- _Requirements_: Take the line containing "Extract all readable text from this page." and all lines after it, through the end of the material, and repeat them exactly, pictures left out.
*-*-*
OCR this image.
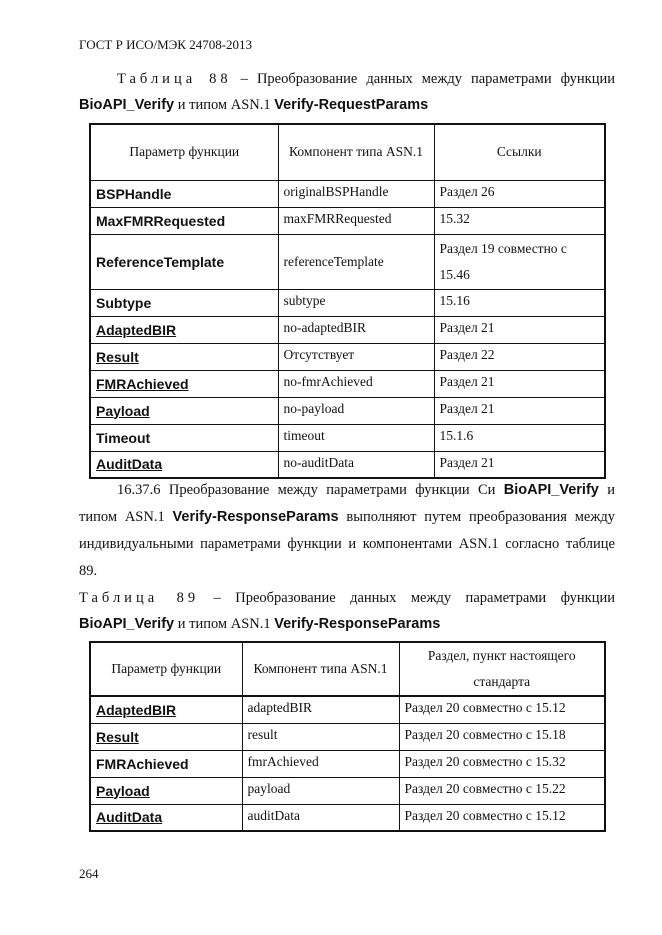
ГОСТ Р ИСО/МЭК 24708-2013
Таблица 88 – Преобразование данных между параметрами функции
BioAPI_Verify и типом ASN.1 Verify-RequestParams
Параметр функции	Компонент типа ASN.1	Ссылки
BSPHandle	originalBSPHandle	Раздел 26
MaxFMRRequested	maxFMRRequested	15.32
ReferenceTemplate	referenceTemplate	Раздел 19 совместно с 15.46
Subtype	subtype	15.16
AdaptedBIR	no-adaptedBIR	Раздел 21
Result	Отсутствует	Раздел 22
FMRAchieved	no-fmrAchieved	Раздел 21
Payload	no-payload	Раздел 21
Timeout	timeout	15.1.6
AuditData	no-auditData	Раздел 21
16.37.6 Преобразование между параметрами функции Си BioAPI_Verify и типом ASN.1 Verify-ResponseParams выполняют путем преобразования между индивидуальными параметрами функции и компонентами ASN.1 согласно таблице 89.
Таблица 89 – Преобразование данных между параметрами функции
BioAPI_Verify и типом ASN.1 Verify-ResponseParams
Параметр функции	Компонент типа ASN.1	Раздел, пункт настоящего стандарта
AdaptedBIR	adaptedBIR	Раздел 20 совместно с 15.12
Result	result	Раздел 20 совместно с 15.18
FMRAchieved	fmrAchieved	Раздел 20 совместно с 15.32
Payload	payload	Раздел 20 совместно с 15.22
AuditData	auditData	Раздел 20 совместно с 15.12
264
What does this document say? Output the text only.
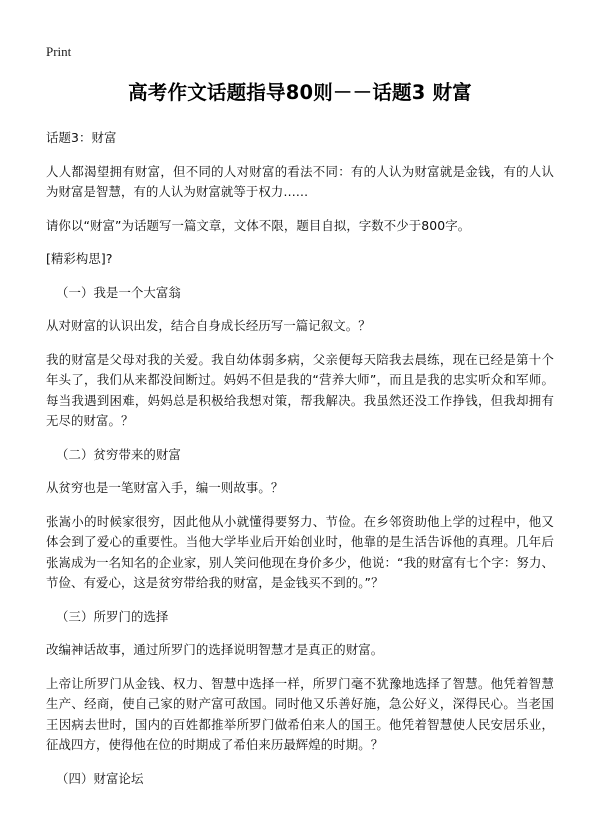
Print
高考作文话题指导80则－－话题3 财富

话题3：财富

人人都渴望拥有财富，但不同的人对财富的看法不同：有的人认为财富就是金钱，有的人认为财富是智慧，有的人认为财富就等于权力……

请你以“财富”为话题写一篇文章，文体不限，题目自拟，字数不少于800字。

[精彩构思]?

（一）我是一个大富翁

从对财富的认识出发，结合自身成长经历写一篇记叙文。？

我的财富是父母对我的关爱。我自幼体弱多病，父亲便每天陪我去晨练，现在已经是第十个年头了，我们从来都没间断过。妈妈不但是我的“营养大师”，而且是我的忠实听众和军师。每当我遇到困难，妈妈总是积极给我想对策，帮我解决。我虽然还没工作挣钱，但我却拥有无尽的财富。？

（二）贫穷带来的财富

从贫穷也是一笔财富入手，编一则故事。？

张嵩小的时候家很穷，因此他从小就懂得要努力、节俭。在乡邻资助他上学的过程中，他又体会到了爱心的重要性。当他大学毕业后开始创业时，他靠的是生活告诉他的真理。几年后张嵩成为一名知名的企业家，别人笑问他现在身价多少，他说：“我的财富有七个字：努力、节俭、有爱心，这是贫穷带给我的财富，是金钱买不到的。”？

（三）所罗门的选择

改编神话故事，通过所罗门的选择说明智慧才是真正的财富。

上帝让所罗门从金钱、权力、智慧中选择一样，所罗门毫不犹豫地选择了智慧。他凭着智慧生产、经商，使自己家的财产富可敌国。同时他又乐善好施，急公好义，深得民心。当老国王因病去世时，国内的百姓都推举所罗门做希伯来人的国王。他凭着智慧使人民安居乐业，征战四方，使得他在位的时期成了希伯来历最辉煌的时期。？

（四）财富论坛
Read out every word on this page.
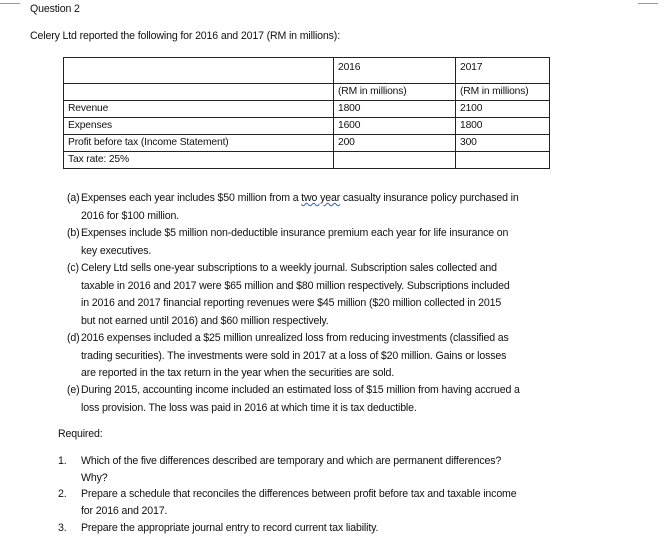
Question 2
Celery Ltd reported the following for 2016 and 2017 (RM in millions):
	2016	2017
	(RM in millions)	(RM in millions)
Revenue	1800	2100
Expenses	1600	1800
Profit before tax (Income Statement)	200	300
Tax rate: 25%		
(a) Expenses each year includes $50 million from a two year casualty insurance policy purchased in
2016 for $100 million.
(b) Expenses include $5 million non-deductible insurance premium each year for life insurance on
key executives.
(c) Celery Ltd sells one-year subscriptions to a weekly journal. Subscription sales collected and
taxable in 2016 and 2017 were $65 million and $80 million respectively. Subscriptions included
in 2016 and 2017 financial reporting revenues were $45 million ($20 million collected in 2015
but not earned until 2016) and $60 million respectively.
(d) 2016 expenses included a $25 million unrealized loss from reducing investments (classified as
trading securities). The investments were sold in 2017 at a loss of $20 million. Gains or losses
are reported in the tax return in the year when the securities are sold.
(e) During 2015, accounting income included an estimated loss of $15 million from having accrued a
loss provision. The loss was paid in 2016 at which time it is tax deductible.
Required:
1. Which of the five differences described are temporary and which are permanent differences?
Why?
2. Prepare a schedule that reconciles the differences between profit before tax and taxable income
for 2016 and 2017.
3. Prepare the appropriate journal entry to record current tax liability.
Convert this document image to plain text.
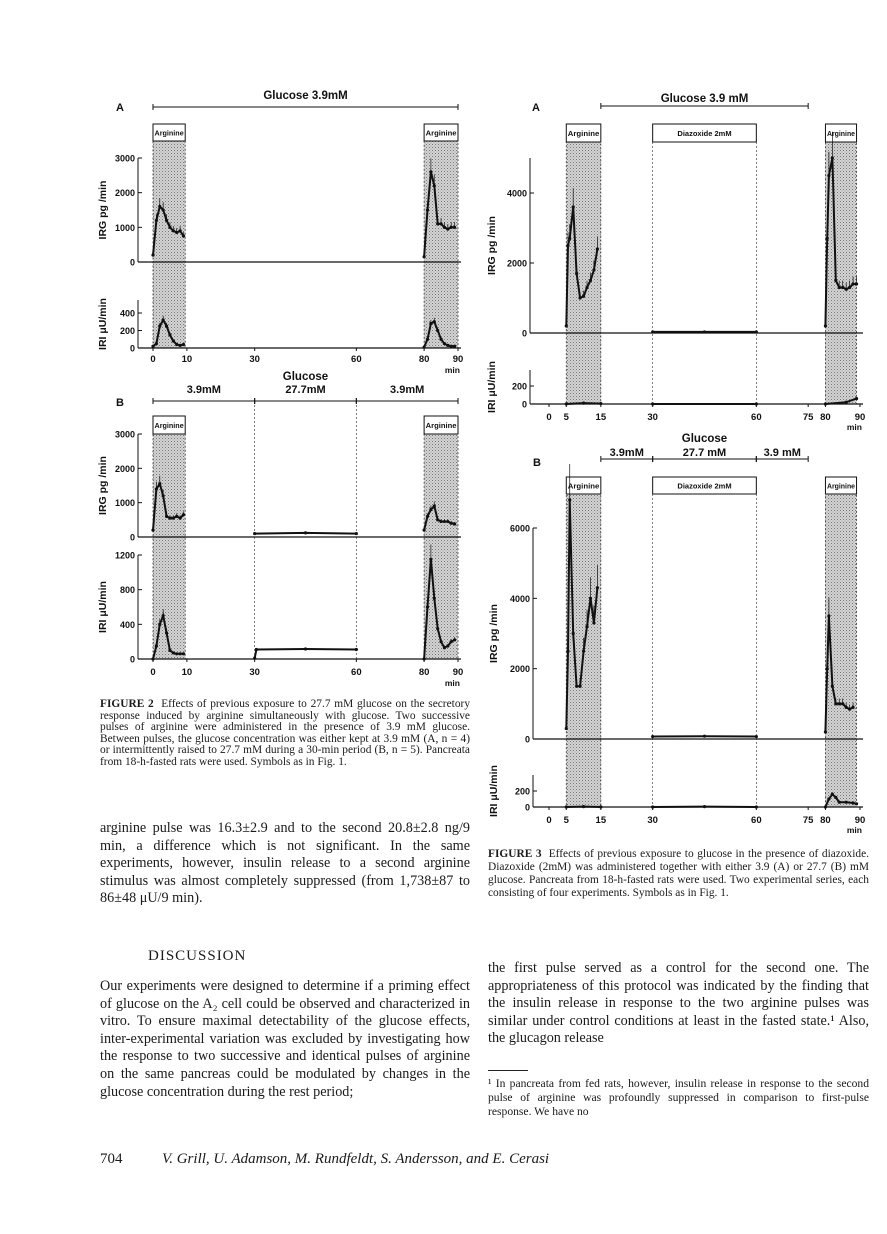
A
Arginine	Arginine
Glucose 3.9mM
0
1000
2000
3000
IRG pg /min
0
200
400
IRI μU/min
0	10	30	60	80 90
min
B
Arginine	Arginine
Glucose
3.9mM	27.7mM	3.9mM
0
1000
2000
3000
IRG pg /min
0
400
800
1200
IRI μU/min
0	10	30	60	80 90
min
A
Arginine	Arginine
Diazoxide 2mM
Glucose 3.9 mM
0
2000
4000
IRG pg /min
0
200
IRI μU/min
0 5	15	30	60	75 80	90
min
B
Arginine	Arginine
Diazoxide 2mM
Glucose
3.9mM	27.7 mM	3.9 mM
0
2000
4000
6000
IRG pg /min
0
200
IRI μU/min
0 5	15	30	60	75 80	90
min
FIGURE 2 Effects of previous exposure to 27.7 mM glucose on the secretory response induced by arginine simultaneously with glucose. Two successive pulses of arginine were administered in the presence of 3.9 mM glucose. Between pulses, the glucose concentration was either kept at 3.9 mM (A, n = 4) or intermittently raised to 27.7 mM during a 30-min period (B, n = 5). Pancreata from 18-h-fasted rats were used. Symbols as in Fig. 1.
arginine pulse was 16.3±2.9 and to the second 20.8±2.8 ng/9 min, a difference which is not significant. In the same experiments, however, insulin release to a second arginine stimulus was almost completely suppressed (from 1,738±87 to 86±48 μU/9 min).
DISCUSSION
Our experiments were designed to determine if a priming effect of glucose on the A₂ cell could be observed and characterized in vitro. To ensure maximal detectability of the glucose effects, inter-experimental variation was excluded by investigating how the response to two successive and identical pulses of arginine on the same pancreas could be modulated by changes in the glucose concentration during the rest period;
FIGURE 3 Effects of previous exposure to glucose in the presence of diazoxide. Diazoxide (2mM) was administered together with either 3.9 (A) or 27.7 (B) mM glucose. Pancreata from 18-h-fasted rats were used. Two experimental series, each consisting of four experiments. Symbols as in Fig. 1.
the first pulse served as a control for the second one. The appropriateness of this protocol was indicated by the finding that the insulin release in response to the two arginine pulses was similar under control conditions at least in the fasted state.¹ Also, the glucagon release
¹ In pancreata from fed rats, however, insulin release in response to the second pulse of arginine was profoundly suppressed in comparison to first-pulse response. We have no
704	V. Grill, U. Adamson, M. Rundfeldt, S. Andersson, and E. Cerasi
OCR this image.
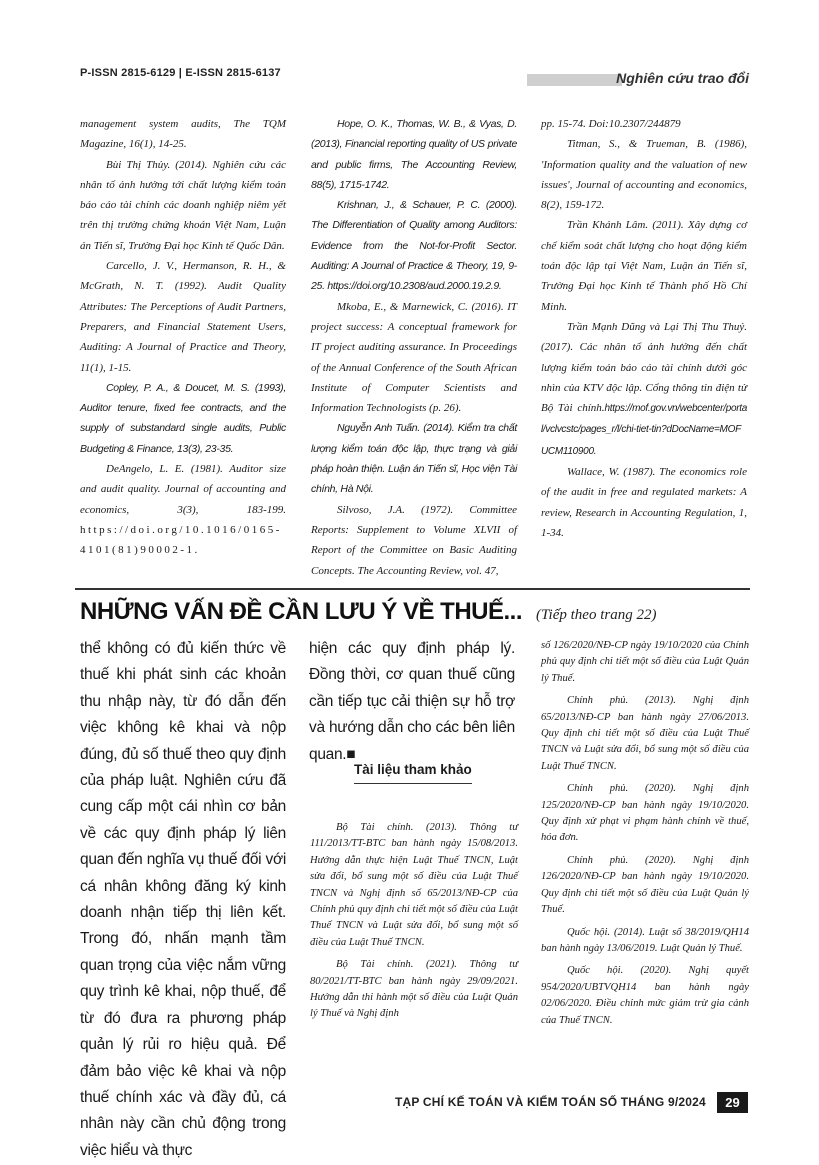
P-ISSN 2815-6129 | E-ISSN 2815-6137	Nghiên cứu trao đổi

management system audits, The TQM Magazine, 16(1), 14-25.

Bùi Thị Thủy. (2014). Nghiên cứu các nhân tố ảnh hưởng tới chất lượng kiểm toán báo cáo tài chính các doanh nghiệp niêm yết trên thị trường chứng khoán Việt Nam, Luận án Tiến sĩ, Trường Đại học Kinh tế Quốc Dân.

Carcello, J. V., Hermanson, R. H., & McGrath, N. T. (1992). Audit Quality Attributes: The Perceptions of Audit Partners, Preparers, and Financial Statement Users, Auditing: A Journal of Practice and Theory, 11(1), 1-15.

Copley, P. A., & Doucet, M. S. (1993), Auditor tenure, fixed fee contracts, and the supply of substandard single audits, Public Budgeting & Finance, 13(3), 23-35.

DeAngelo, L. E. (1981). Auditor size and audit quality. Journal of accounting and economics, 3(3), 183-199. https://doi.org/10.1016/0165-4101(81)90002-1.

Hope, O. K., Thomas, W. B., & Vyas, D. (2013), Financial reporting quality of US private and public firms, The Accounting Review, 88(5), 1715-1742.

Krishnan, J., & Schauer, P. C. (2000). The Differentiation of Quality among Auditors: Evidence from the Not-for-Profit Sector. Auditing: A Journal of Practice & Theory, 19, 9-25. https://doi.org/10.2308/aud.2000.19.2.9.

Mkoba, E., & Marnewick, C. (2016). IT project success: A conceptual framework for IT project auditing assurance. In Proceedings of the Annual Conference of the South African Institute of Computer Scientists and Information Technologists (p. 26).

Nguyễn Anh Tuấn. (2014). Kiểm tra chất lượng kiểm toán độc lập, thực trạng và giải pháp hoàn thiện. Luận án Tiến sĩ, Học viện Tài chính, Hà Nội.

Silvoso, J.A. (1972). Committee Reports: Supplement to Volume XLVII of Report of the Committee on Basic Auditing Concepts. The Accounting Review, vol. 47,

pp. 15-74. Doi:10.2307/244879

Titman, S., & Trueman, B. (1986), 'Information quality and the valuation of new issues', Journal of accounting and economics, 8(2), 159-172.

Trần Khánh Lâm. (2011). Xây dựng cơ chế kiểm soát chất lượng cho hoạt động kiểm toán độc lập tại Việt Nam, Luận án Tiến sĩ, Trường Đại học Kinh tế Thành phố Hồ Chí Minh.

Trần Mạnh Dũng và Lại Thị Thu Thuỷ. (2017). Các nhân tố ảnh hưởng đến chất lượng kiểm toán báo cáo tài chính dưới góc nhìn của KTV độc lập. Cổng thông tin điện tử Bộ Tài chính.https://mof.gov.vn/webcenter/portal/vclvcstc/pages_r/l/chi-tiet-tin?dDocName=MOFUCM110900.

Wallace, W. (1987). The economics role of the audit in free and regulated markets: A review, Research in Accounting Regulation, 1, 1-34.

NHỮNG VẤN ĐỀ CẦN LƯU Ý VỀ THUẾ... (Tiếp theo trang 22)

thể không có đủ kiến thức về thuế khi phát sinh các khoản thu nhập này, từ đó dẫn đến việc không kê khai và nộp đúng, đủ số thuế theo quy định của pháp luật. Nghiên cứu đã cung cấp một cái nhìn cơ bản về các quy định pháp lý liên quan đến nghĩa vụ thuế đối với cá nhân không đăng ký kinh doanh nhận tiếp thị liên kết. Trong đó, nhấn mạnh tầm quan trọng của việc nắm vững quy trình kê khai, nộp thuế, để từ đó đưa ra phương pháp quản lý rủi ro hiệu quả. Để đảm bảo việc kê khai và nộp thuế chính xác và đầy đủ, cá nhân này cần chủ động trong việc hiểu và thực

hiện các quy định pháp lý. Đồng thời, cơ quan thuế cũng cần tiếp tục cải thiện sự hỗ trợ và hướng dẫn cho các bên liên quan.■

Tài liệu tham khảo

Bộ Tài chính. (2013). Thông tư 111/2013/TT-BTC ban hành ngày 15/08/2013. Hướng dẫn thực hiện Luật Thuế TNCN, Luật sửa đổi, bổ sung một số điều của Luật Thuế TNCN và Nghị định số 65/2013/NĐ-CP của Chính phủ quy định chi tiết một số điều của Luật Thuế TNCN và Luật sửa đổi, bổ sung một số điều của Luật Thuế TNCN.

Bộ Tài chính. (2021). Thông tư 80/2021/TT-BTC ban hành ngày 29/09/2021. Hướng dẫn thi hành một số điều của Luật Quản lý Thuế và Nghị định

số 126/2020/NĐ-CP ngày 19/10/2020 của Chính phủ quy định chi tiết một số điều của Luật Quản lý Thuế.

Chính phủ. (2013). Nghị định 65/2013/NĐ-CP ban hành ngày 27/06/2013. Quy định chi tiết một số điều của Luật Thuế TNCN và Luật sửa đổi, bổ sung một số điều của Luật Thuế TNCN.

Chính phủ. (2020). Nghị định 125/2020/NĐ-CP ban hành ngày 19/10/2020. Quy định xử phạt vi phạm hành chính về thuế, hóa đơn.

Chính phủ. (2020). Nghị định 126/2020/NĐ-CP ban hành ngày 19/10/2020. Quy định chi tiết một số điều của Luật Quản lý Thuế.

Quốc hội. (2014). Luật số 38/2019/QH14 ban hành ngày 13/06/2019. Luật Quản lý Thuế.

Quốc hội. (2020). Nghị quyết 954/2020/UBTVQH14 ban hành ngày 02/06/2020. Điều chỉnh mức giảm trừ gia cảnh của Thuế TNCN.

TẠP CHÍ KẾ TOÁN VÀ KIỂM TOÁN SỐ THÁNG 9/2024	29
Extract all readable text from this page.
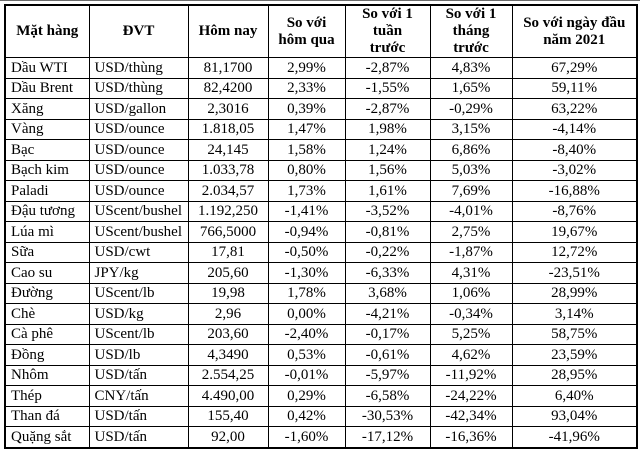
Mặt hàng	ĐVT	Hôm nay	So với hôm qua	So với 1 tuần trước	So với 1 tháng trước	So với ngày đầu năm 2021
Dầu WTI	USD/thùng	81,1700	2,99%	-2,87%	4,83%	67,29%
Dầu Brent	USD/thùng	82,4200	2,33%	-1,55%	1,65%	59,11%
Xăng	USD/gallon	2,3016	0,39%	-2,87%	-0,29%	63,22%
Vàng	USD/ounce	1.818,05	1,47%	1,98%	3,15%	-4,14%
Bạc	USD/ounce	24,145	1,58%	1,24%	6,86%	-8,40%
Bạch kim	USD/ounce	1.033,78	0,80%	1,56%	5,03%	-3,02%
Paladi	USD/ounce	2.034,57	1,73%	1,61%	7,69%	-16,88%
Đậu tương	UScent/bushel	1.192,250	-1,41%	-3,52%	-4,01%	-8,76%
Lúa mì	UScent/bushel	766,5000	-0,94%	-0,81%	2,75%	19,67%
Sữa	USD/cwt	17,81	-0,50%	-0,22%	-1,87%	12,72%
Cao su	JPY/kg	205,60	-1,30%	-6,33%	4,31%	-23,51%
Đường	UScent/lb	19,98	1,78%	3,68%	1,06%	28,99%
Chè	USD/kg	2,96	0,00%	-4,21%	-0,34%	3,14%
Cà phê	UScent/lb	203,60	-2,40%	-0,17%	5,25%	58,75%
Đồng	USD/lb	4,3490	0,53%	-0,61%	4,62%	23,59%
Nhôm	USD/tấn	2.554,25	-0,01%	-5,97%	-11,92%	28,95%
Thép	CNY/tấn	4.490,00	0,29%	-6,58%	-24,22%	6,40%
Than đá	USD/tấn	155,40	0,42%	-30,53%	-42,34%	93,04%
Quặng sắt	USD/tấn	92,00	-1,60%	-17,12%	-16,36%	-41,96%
*-*-*
- _Full response_:
Extract all readable text from this page.
Mặt hàng	ĐVT	Hôm nay	So với hôm qua	So với 1 tuần trước	So với 1 tháng trước	So với ngày đầu năm 2021
Dầu WTI	USD/thùng	81,1700	2,99%	-2,87%	4,83%	67,29%
Dầu Brent	USD/thùng	82,4200	2,33%	-1,55%	1,65%	59,11%
Xăng	USD/gallon	2,3016	0,39%	-2,87%	-0,29%	63,22%
Vàng	USD/ounce	1.818,05	1,47%	1,98%	3,15%	-4,14%
Bạc	USD/ounce	24,145	1,58%	1,24%	6,86%	-8,40%
Bạch kim	USD/ounce	1.033,78	0,80%	1,56%	5,03%	-3,02%
Paladi	USD/ounce	2.034,57	1,73%	1,61%	7,69%	-16,88%
Đậu tương	UScent/bushel	1.192,250	-1,41%	-3,52%	-4,01%	-8,76%
Lúa mì	UScent/bushel	766,5000	-0,94%	-0,81%	2,75%	19,67%
Sữa	USD/cwt	17,81	-0,50%	-0,22%	-1,87%	12,72%
Cao su	JPY/kg	205,60	-1,30%	-6,33%	4,31%	-23,51%
Đường	UScent/lb	19,98	1,78%	3,68%	1,06%	28,99%
Chè	USD/kg	2,96	0,00%	-4,21%	-0,34%	3,14%
Cà phê	UScent/lb	203,60	-2,40%	-0,17%	5,25%	58,75%
Đồng	USD/lb	4,3490	0,53%	-0,61%	4,62%	23,59%
Nhôm	USD/tấn	2.554,25	-0,01%	-5,97%	-11,92%	28,95%
Thép	CNY/tấn	4.490,00	0,29%	-6,58%	-24,22%	6,40%
Than đá	USD/tấn	155,40	0,42%	-30,53%	-42,34%	93,04%
Quặng sắt	USD/tấn	92,00	-1,60%	-17,12%	-16,36%	-41,96%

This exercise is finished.